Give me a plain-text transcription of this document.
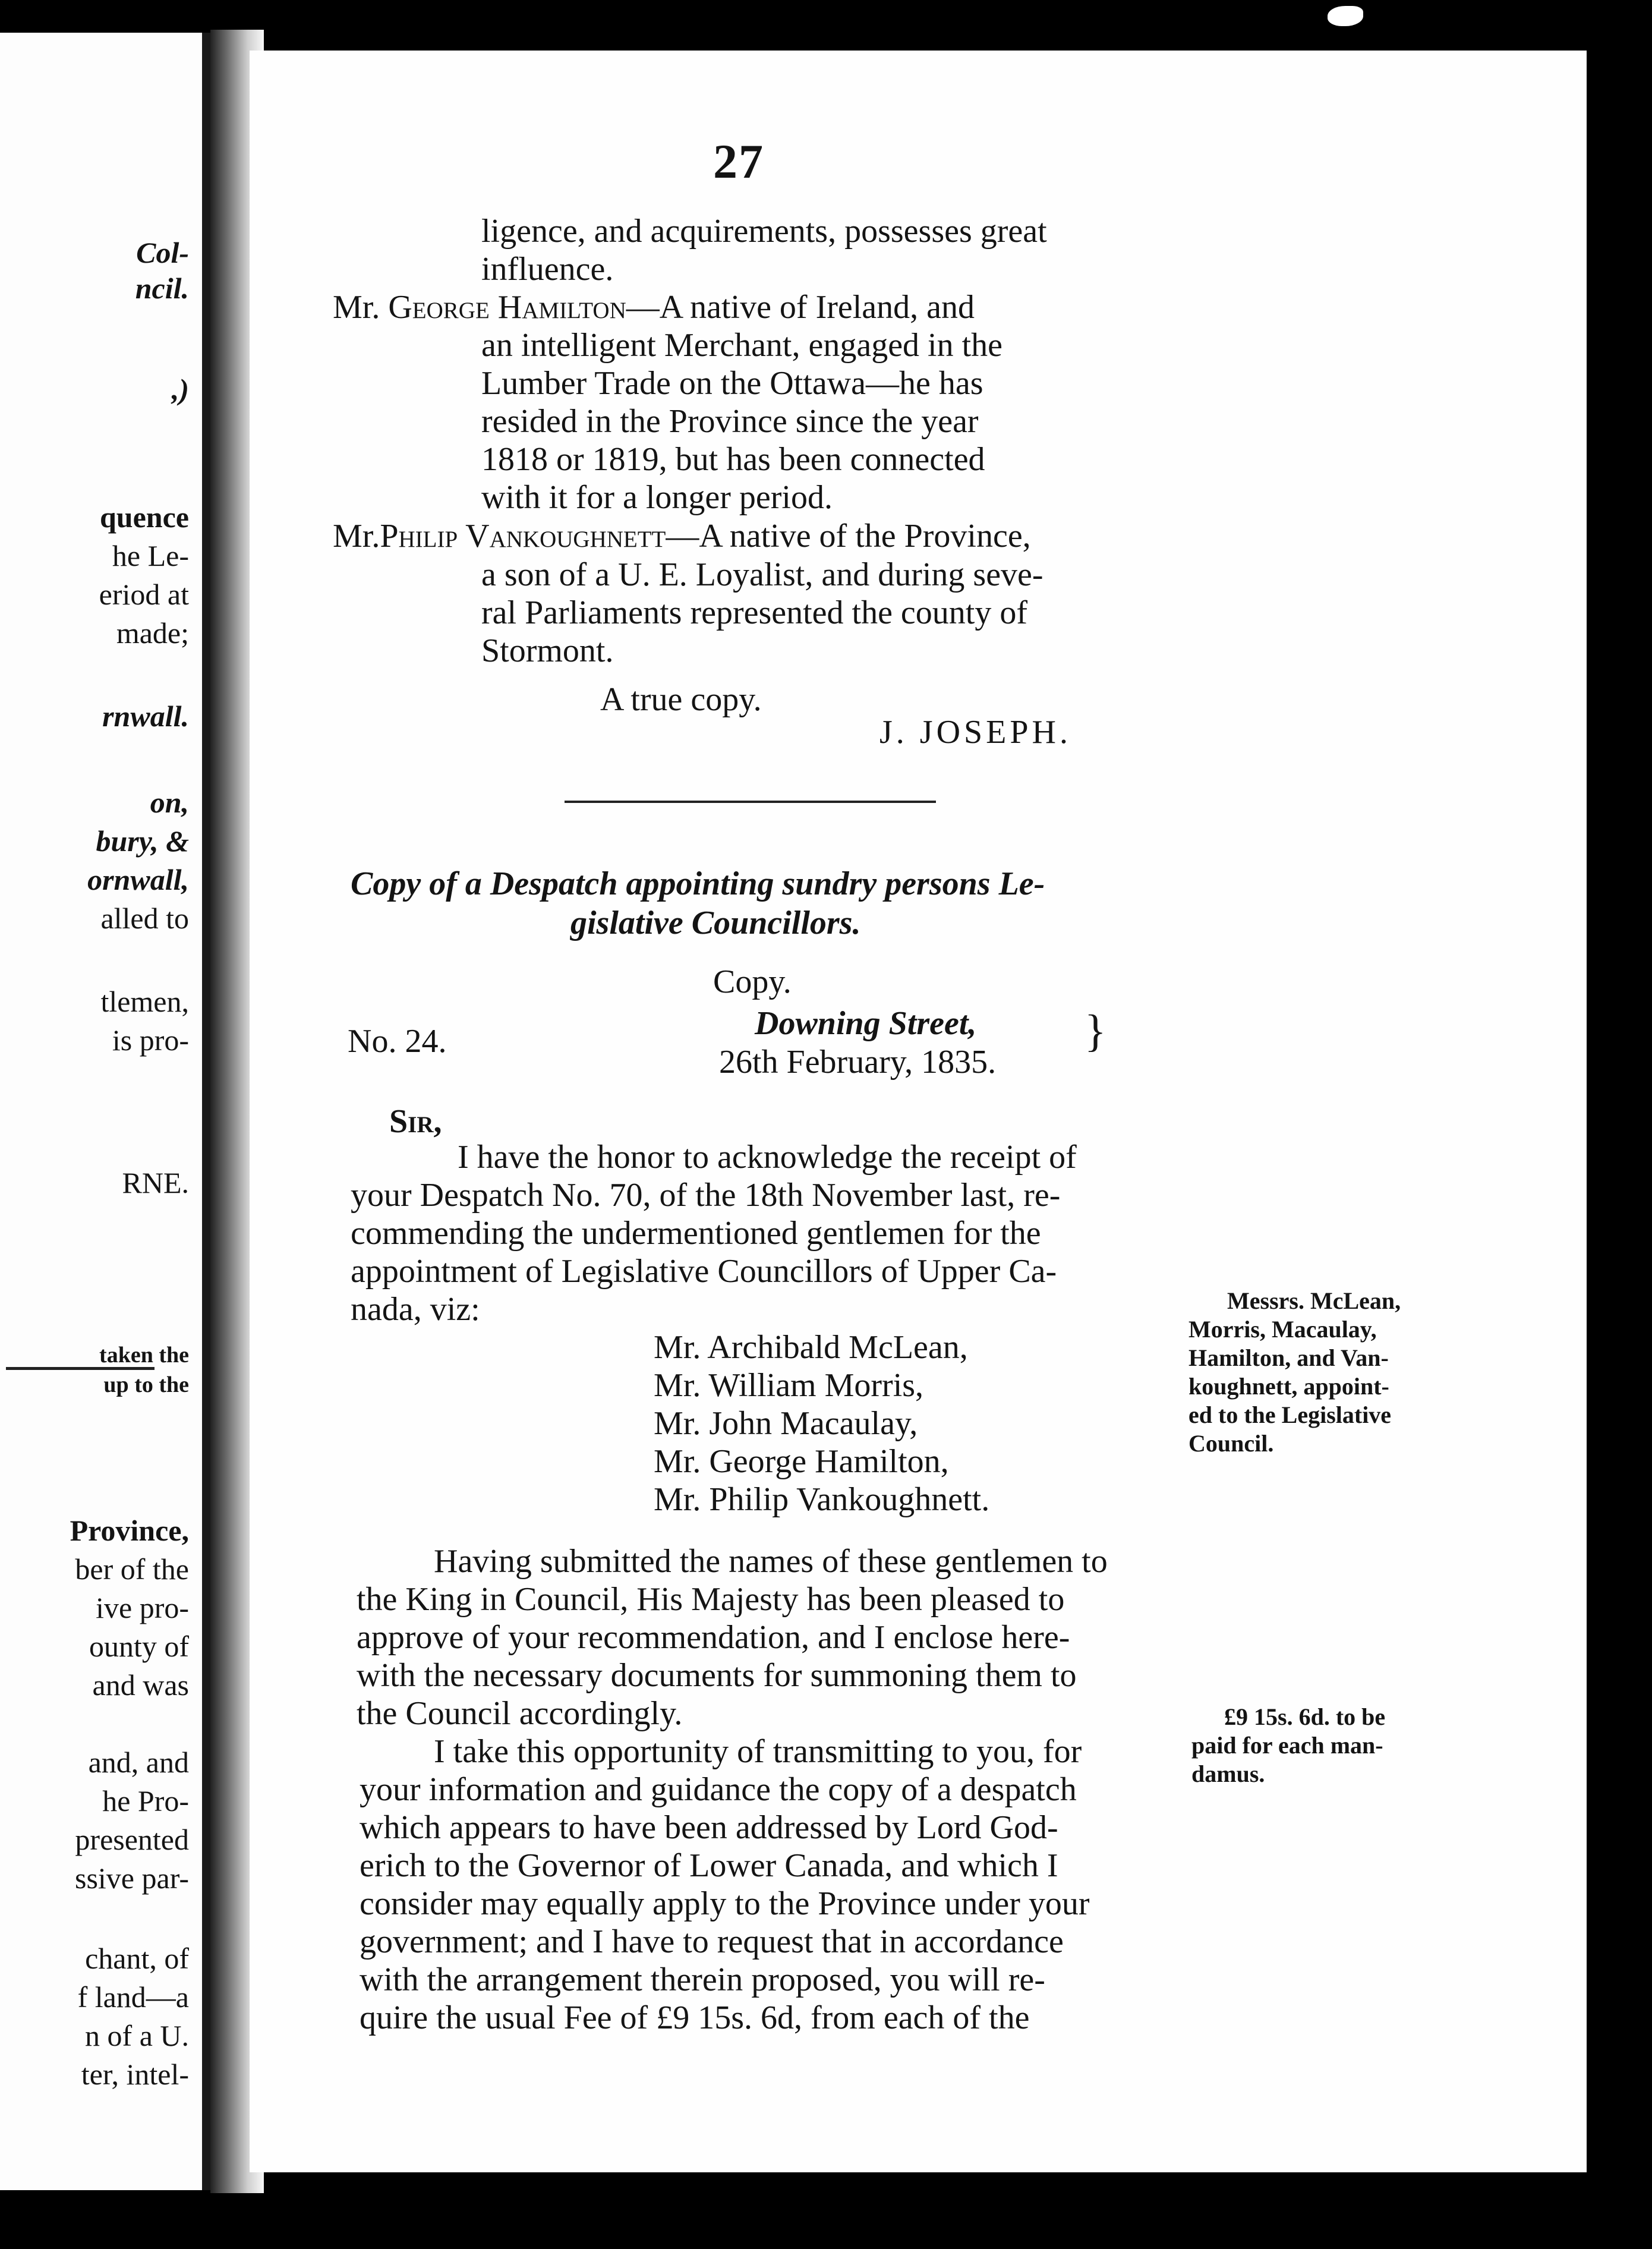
Col-
ncil.
,)
quence
he Le-
eriod at
made;
rnwall.
on,
bury, &
ornwall,
alled to
tlemen,
is pro-
RNE.
taken the
up to the
Province,
ber of the
ive pro-
ounty of
and was
and, and
he Pro-
presented
ssive par-
chant, of
f land—a
n of a U.
ter, intel-
27
ligence, and acquirements, possesses great
influence.
Mr. George Hamilton—A native of Ireland, and
an intelligent Merchant, engaged in the
Lumber Trade on the Ottawa—he has
resided in the Province since the year
1818 or 1819, but has been connected
with it for a longer period.
Mr.Philip Vankoughnett—A native of the Province,
a son of a U. E. Loyalist, and during seve-
ral Parliaments represented the county of
Stormont.
A true copy.
J. JOSEPH.
Copy of a Despatch appointing sundry persons Le-
gislative Councillors.
Copy.
No. 24.	Downing Street,
26th February, 1835.
}
Sir,
I have the honor to acknowledge the receipt of
your Despatch No. 70, of the 18th November last, re-
commending the undermentioned gentlemen for the
appointment of Legislative Councillors of Upper Ca-
nada, viz:
Mr. Archibald McLean,
Mr. William Morris,
Mr. John Macaulay,
Mr. George Hamilton,
Mr. Philip Vankoughnett.
Having submitted the names of these gentlemen to
the King in Council, His Majesty has been pleased to
approve of your recommendation, and I enclose here-
with the necessary documents for summoning them to
the Council accordingly.
I take this opportunity of transmitting to you, for
your information and guidance the copy of a despatch
which appears to have been addressed by Lord God-
erich to the Governor of Lower Canada, and which I
consider may equally apply to the Province under your
government; and I have to request that in accordance
with the arrangement therein proposed, you will re-
quire the usual Fee of £9 15s. 6d, from each of the
Messrs. McLean,
Morris, Macaulay,
Hamilton, and Van-
koughnett, appoint-
ed to the Legislative
Council.
£9 15s. 6d. to be
paid for each man-
damus.
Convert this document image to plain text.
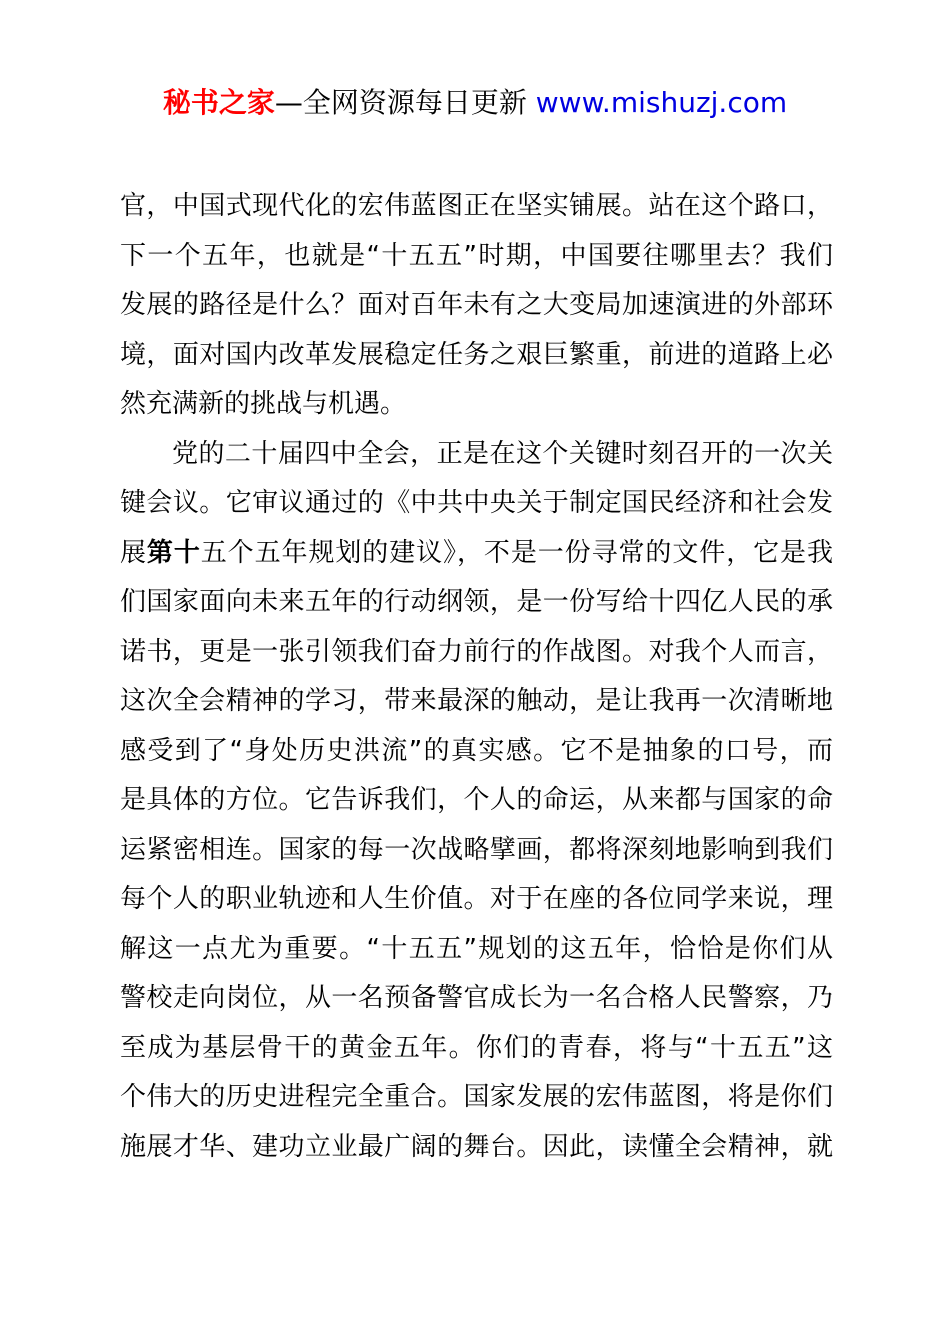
秘书之家—全网资源每日更新 www.mishuzj.com
官，中国式现代化的宏伟蓝图正在坚实铺展。站在这个路口，
下一个五年，也就是“十五五”时期，中国要往哪里去？我们
发展的路径是什么？面对百年未有之大变局加速演进的外部环
境，面对国内改革发展稳定任务之艰巨繁重，前进的道路上必
然充满新的挑战与机遇。
党的二十届四中全会，正是在这个关键时刻召开的一次关
键会议。它审议通过的《中共中央关于制定国民经济和社会发
展第十五个五年规划的建议》，不是一份寻常的文件，它是我
们国家面向未来五年的行动纲领，是一份写给十四亿人民的承
诺书，更是一张引领我们奋力前行的作战图。对我个人而言，
这次全会精神的学习，带来最深的触动，是让我再一次清晰地
感受到了“身处历史洪流”的真实感。它不是抽象的口号，而
是具体的方位。它告诉我们，个人的命运，从来都与国家的命
运紧密相连。国家的每一次战略擘画，都将深刻地影响到我们
每个人的职业轨迹和人生价值。对于在座的各位同学来说，理
解这一点尤为重要。“十五五”规划的这五年，恰恰是你们从
警校走向岗位，从一名预备警官成长为一名合格人民警察，乃
至成为基层骨干的黄金五年。你们的青春，将与“十五五”这
个伟大的历史进程完全重合。国家发展的宏伟蓝图，将是你们
施展才华、建功立业最广阔的舞台。因此，读懂全会精神，就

Instruction: Every line should be retyped exactly, with the pictures omitted.

Task output:
Give me a plain-text transcription of this document.
Col-
ncil.
,)
quence
he Le-
eriod at
made;
rnwall.
on,
bury, &
ornwall,
alled to
tlemen,
is pro-
RNE.
taken the
up to the
Province,
ber of the
ive pro-
ounty of
and was
and, and
he Pro-
presented
ssive par-
chant, of
f land—a
n of a U.
ter, intel-
27
ligence, and acquirements, possesses great
influence.
Mr. George Hamilton—A native of Ireland, and
an intelligent Merchant, engaged in the
Lumber Trade on the Ottawa—he has
resided in the Province since the year
1818 or 1819, but has been connected
with it for a longer period.
Mr.Philip Vankoughnett—A native of the Province,
a son of a U. E. Loyalist, and during seve-
ral Parliaments represented the county of
Stormont.
A true copy.
J. JOSEPH.
Copy of a Despatch appointing sundry persons Le-
gislative Councillors.
Copy.
No. 24.	Downing Street,
26th February, 1835.
}
Sir,
I have the honor to acknowledge the receipt of
your Despatch No. 70, of the 18th November last, re-
commending the undermentioned gentlemen for the
appointment of Legislative Councillors of Upper Ca-
nada, viz:
Mr. Archibald McLean,
Mr. William Morris,
Mr. John Macaulay,
Mr. George Hamilton,
Mr. Philip Vankoughnett.
Having submitted the names of these gentlemen to
the King in Council, His Majesty has been pleased to
approve of your recommendation, and I enclose here-
with the necessary documents for summoning them to
the Council accordingly.
I take this opportunity of transmitting to you, for
your information and guidance the copy of a despatch
which appears to have been addressed by Lord God-
erich to the Governor of Lower Canada, and which I
consider may equally apply to the Province under your
government; and I have to request that in accordance
with the arrangement therein proposed, you will re-
quire the usual Fee of £9 15s. 6d, from each of the
Messrs. McLean,
Morris, Macaulay,
Hamilton, and Van-
koughnett, appoint-
ed to the Legislative
Council.
£9 15s. 6d. to be
paid for each man-
damus.
Convert this document image to plain text.
秘书之家—全网资源每日更新 www.mishuzj.com
官，中国式现代化的宏伟蓝图正在坚实铺展。站在这个路口，
下一个五年，也就是“十五五”时期，中国要往哪里去？我们
发展的路径是什么？面对百年未有之大变局加速演进的外部环
境，面对国内改革发展稳定任务之艰巨繁重，前进的道路上必
然充满新的挑战与机遇。
党的二十届四中全会，正是在这个关键时刻召开的一次关
键会议。它审议通过的《中共中央关于制定国民经济和社会发
展第十五个五年规划的建议》，不是一份寻常的文件，它是我
们国家面向未来五年的行动纲领，是一份写给十四亿人民的承
诺书，更是一张引领我们奋力前行的作战图。对我个人而言，
这次全会精神的学习，带来最深的触动，是让我再一次清晰地
感受到了“身处历史洪流”的真实感。它不是抽象的口号，而
是具体的方位。它告诉我们，个人的命运，从来都与国家的命
运紧密相连。国家的每一次战略擘画，都将深刻地影响到我们
每个人的职业轨迹和人生价值。对于在座的各位同学来说，理
解这一点尤为重要。“十五五”规划的这五年，恰恰是你们从
警校走向岗位，从一名预备警官成长为一名合格人民警察，乃
至成为基层骨干的黄金五年。你们的青春，将与“十五五”这
个伟大的历史进程完全重合。国家发展的宏伟蓝图，将是你们
施展才华、建功立业最广阔的舞台。因此，读懂全会精神，就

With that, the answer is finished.